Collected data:

>> Start

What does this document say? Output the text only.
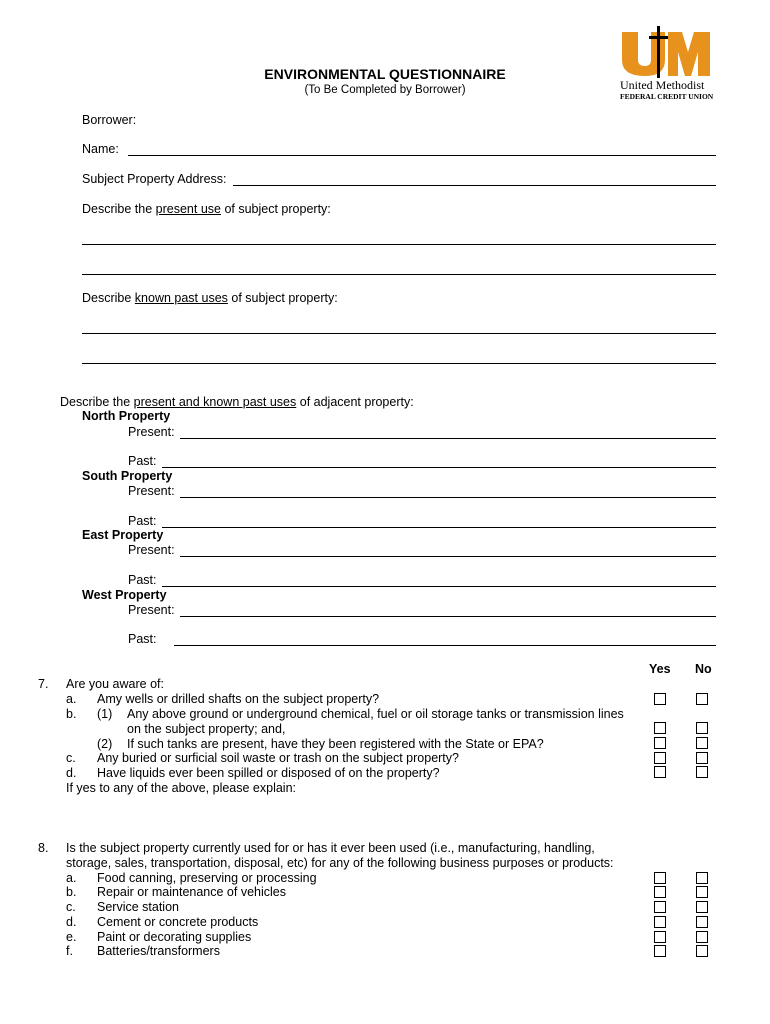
United Methodist
FEDERAL CREDIT UNION
ENVIRONMENTAL QUESTIONNAIRE
(To Be Completed by Borrower)
Borrower:
Name:
Subject Property Address:
Describe the present use of subject property:
Describe known past uses of subject property:
Describe the present and known past uses of adjacent property:
North Property
Present:
Past:
South Property
Present:
Past:
East Property
Present:
Past:
West Property
Present:
Past:
Yes No
7. Are you aware of:
a. Amy wells or drilled shafts on the subject property?
b. (1) Any above ground or underground chemical, fuel or oil storage tanks or transmission lines
on the subject property; and,
(2) If such tanks are present, have they been registered with the State or EPA?
c. Any buried or surficial soil waste or trash on the subject property?
d. Have liquids ever been spilled or disposed of on the property?
If yes to any of the above, please explain:
8. Is the subject property currently used for or has it ever been used (i.e., manufacturing, handling,
storage, sales, transportation, disposal, etc) for any of the following business purposes or products:
a. Food canning, preserving or processing
b. Repair or maintenance of vehicles
c. Service station
d. Cement or concrete products
e. Paint or decorating supplies
f. Batteries/transformers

>> End

### Your task
Repeat the records word for word. Any picture in them should be left out.

### The output
What does this document say? Output the text only.
United Methodist
FEDERAL CREDIT UNION
ENVIRONMENTAL QUESTIONNAIRE
(To Be Completed by Borrower)
Borrower:
Name:
Subject Property Address:
Describe the present use of subject property:
Describe known past uses of subject property:
Describe the present and known past uses of adjacent property:
North Property
Present:
Past:
South Property
Present:
Past:
East Property
Present:
Past:
West Property
Present:
Past:
Yes No
7. Are you aware of:
a. Amy wells or drilled shafts on the subject property?
b. (1) Any above ground or underground chemical, fuel or oil storage tanks or transmission lines
on the subject property; and,
(2) If such tanks are present, have they been registered with the State or EPA?
c. Any buried or surficial soil waste or trash on the subject property?
d. Have liquids ever been spilled or disposed of on the property?
If yes to any of the above, please explain:
8. Is the subject property currently used for or has it ever been used (i.e., manufacturing, handling,
storage, sales, transportation, disposal, etc) for any of the following business purposes or products:
a. Food canning, preserving or processing
b. Repair or maintenance of vehicles
c. Service station
d. Cement or concrete products
e. Paint or decorating supplies
f. Batteries/transformers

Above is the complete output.